FIGS. 23A and 23B are a schematic cross sectional view and a schematic plan view, respectively, of another example embodiment of a liquid dispenser made in accordance with the present invention;

FIGS. 24A and 24B are a schematic cross sectional view and a schematic plan view, respectively, of another example embodiment of a liquid dispenser made in accordance with the present invention;

FIGS. 25A and 25B are a schematic cross sectional view and a schematic plan view, respectively, of another example embodiment of a liquid dispenser made in accordance with the present invention;

FIGS. 26A and 26B are a schematic cross sectional view and a schematic plan view, respectively, of another example embodiment of a liquid dispenser made in accordance with the present invention;

FIGS. 27A and 27B are a schematic cross sectional view and a schematic plan view, respectively, of another example embodiment of a liquid dispenser made in accordance with the present invention;

FIGS. 28A and 28B are a schematic cross sectional view and a schematic plan view, respectively, of another example embodiment of a liquid dispenser made in accordance with the present invention;

FIGS. 29A and 29B are a schematic cross sectional view and a schematic plan view, respectively, of another example embodiment of a liquid dispenser made in accordance with the present invention;

FIGS. 30A and 30B are a schematic cross sectional view and a schematic plan view, respectively, of another example embodiment of a liquid dispenser made in accordance with the present invention;

FIGS. 31A and 31B are a schematic cross sectional view and a schematic plan view, respectively, of another example embodiment of a liquid dispenser made in accordance with the present invention;

FIGS. 32A and 32B are a schematic cross sectional view and a schematic plan view, respectively, of another example embodiment of a liquid dispenser made in accordance with the present invention;

FIGS. 33A and 33B are a schematic cross sectional view and a schematic view, respectively, of another example embodiment of a liquid dispenser made in accordance with the present invention;

FIGS. 34A and 34B are a schematic cross sectional view and a schematic view, respectively, of another example embodiment of a liquid dispenser made in accordance with the present invention; and

FIGS. 35A and 35B are a schematic cross sectional view and a schematic view, respectively, of another example embodiment of a liquid dispenser made in accordance with the present invention.
——————————
## WHAT YOU WILL DO
(1) According to the figure list, what kind of view is FIG. 33B?
(2) Echo the figure list between "FIGS. 33A and" and "the present invention.", inclusive.
The entries that come next were drawn from a different source than the figure list.

[Spatial layout entries]
——————————
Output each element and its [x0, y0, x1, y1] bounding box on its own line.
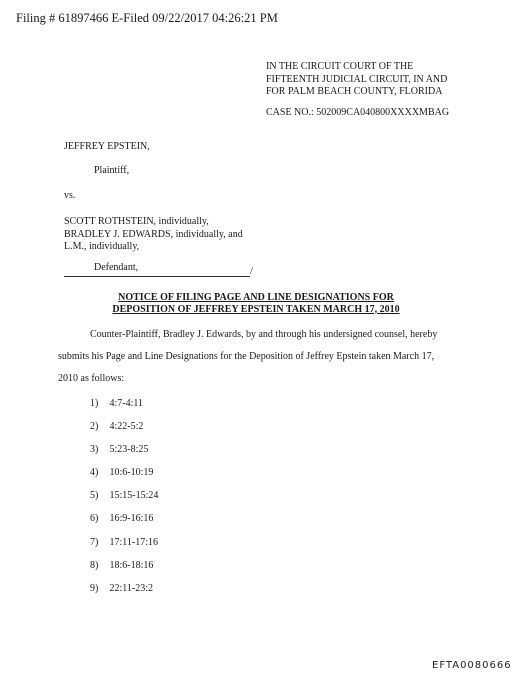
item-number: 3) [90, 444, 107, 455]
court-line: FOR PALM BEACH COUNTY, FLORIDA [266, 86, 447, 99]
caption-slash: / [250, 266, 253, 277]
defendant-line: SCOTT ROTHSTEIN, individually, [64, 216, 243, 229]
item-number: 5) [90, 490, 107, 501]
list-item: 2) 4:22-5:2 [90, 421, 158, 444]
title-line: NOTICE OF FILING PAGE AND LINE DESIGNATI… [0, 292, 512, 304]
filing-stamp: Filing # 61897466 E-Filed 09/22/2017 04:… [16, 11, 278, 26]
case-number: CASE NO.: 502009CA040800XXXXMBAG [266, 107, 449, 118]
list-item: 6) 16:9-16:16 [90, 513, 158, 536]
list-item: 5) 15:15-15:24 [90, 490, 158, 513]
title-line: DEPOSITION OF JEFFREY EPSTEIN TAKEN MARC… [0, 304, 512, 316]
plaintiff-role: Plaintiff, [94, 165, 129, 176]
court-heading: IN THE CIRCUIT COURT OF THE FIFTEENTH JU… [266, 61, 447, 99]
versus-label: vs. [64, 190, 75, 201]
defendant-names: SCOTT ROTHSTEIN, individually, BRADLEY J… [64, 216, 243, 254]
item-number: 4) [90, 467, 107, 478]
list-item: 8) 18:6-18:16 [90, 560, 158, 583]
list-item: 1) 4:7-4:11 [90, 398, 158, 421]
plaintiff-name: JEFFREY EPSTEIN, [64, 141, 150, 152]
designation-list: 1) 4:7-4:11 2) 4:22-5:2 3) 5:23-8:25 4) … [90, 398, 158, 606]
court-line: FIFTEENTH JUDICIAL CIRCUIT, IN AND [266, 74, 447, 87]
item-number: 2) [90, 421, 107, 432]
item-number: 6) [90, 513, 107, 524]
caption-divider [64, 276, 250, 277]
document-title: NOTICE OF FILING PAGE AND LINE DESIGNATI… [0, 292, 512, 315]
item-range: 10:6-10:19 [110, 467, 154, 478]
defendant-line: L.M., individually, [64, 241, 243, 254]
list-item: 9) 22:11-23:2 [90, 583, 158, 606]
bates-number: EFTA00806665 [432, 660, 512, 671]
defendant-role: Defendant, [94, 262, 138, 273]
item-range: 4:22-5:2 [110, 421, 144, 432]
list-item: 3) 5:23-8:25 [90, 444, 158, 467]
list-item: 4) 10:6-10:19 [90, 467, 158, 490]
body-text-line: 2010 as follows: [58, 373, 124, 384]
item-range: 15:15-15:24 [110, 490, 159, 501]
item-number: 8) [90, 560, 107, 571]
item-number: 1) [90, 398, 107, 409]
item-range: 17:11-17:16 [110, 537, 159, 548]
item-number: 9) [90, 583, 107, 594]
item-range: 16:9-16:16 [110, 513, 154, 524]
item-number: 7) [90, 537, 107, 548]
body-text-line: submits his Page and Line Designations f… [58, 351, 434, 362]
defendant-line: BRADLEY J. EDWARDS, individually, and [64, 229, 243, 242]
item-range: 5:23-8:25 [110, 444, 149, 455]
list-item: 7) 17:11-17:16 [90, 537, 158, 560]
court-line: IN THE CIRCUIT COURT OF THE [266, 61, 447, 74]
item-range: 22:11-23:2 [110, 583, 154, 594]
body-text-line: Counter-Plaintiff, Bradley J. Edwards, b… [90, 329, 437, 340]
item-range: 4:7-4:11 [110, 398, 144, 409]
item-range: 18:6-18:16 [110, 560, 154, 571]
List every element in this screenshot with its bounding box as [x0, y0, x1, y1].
——————————
## RESULTS FOR THE EXERCISE
(1) A schematic view.

(2)
FIGS. 33A and 33B are a schematic cross sectional view and a schematic view, respectively, of another example embodiment of a liquid dispenser made in accordance with the present invention;

FIGS. 34A and 34B are a schematic cross sectional view and a schematic view, respectively, of another example embodiment of a liquid dispenser made in accordance with the present invention; and

FIGS. 35A and 35B are a schematic cross sectional view and a schematic view, respectively, of another example embodiment of a liquid dispenser made in accordance with the present invention.